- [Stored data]
** begin **

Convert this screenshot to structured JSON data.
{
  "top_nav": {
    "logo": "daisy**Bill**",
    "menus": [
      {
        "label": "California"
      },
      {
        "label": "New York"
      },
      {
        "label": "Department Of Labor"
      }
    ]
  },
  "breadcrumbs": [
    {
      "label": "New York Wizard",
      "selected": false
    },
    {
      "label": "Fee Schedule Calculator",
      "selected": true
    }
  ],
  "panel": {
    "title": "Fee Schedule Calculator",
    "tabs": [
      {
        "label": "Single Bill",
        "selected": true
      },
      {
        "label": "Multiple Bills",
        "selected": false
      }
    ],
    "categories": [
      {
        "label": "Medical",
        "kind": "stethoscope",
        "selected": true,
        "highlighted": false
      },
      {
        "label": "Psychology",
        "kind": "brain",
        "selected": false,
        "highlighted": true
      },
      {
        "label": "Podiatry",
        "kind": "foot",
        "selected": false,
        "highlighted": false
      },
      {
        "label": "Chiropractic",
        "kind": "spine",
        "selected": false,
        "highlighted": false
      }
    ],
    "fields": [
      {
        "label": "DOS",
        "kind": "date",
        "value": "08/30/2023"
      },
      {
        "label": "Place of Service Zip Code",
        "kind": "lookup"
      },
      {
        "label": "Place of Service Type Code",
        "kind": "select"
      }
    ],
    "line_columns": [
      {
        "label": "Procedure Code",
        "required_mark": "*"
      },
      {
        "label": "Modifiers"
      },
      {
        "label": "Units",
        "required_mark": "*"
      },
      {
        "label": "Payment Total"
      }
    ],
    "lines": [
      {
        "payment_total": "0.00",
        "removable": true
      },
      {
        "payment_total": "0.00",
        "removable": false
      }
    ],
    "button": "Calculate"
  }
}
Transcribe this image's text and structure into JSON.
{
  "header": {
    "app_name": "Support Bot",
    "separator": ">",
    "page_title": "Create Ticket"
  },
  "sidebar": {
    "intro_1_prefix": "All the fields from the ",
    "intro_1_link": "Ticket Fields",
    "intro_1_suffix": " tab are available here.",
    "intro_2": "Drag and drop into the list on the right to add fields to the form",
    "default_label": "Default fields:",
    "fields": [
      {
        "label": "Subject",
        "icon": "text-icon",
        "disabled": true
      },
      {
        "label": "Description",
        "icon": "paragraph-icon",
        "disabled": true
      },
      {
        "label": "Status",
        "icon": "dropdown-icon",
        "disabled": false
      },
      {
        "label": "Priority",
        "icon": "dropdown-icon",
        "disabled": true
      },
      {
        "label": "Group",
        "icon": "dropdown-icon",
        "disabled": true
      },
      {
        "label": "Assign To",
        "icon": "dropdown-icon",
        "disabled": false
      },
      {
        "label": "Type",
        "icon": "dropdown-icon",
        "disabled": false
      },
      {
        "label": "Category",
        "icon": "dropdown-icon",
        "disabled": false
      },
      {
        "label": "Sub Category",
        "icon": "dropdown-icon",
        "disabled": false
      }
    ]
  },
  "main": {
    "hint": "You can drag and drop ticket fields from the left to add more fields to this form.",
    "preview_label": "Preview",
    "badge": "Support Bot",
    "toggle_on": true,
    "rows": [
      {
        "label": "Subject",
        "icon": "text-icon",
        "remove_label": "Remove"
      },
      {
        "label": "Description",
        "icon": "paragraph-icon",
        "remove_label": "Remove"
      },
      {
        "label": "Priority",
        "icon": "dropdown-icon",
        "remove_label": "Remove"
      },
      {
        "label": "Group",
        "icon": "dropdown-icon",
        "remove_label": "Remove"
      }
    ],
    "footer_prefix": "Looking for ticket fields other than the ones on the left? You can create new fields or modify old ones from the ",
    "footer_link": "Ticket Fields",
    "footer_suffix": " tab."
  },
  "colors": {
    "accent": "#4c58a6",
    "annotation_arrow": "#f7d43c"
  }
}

** end **

- [WHAT NEEDS TO BE DONE]
Print all of the entries again, exactly as written.

- [RESPONSE TO THIS EXERCISE]
Convert this screenshot to structured JSON data.
{
  "top_nav": {
    "logo": "daisy**Bill**",
    "menus": [
      {
        "label": "California"
      },
      {
        "label": "New York"
      },
      {
        "label": "Department Of Labor"
      }
    ]
  },
  "breadcrumbs": [
    {
      "label": "New York Wizard",
      "selected": false
    },
    {
      "label": "Fee Schedule Calculator",
      "selected": true
    }
  ],
  "panel": {
    "title": "Fee Schedule Calculator",
    "tabs": [
      {
        "label": "Single Bill",
        "selected": true
      },
      {
        "label": "Multiple Bills",
        "selected": false
      }
    ],
    "categories": [
      {
        "label": "Medical",
        "kind": "stethoscope",
        "selected": true,
        "highlighted": false
      },
      {
        "label": "Psychology",
        "kind": "brain",
        "selected": false,
        "highlighted": true
      },
      {
        "label": "Podiatry",
        "kind": "foot",
        "selected": false,
        "highlighted": false
      },
      {
        "label": "Chiropractic",
        "kind": "spine",
        "selected": false,
        "highlighted": false
      }
    ],
    "fields": [
      {
        "label": "DOS",
        "kind": "date",
        "value": "08/30/2023"
      },
      {
        "label": "Place of Service Zip Code",
        "kind": "lookup"
      },
      {
        "label": "Place of Service Type Code",
        "kind": "select"
      }
    ],
    "line_columns": [
      {
        "label": "Procedure Code",
        "required_mark": "*"
      },
      {
        "label": "Modifiers"
      },
      {
        "label": "Units",
        "required_mark": "*"
      },
      {
        "label": "Payment Total"
      }
    ],
    "lines": [
      {
        "payment_total": "0.00",
        "removable": true
      },
      {
        "payment_total": "0.00",
        "removable": false
      }
    ],
    "button": "Calculate"
  }
}
Transcribe this image's text and structure into JSON.
{
  "header": {
    "app_name": "Support Bot",
    "separator": ">",
    "page_title": "Create Ticket"
  },
  "sidebar": {
    "intro_1_prefix": "All the fields from the ",
    "intro_1_link": "Ticket Fields",
    "intro_1_suffix": " tab are available here.",
    "intro_2": "Drag and drop into the list on the right to add fields to the form",
    "default_label": "Default fields:",
    "fields": [
      {
        "label": "Subject",
        "icon": "text-icon",
        "disabled": true
      },
      {
        "label": "Description",
        "icon": "paragraph-icon",
        "disabled": true
      },
      {
        "label": "Status",
        "icon": "dropdown-icon",
        "disabled": false
      },
      {
        "label": "Priority",
        "icon": "dropdown-icon",
        "disabled": true
      },
      {
        "label": "Group",
        "icon": "dropdown-icon",
        "disabled": true
      },
      {
        "label": "Assign To",
        "icon": "dropdown-icon",
        "disabled": false
      },
      {
        "label": "Type",
        "icon": "dropdown-icon",
        "disabled": false
      },
      {
        "label": "Category",
        "icon": "dropdown-icon",
        "disabled": false
      },
      {
        "label": "Sub Category",
        "icon": "dropdown-icon",
        "disabled": false
      }
    ]
  },
  "main": {
    "hint": "You can drag and drop ticket fields from the left to add more fields to this form.",
    "preview_label": "Preview",
    "badge": "Support Bot",
    "toggle_on": true,
    "rows": [
      {
        "label": "Subject",
        "icon": "text-icon",
        "remove_label": "Remove"
      },
      {
        "label": "Description",
        "icon": "paragraph-icon",
        "remove_label": "Remove"
      },
      {
        "label": "Priority",
        "icon": "dropdown-icon",
        "remove_label": "Remove"
      },
      {
        "label": "Group",
        "icon": "dropdown-icon",
        "remove_label": "Remove"
      }
    ],
    "footer_prefix": "Looking for ticket fields other than the ones on the left? You can create new fields or modify old ones from the ",
    "footer_link": "Ticket Fields",
    "footer_suffix": " tab."
  },
  "colors": {
    "accent": "#4c58a6",
    "annotation_arrow": "#f7d43c"
  }
}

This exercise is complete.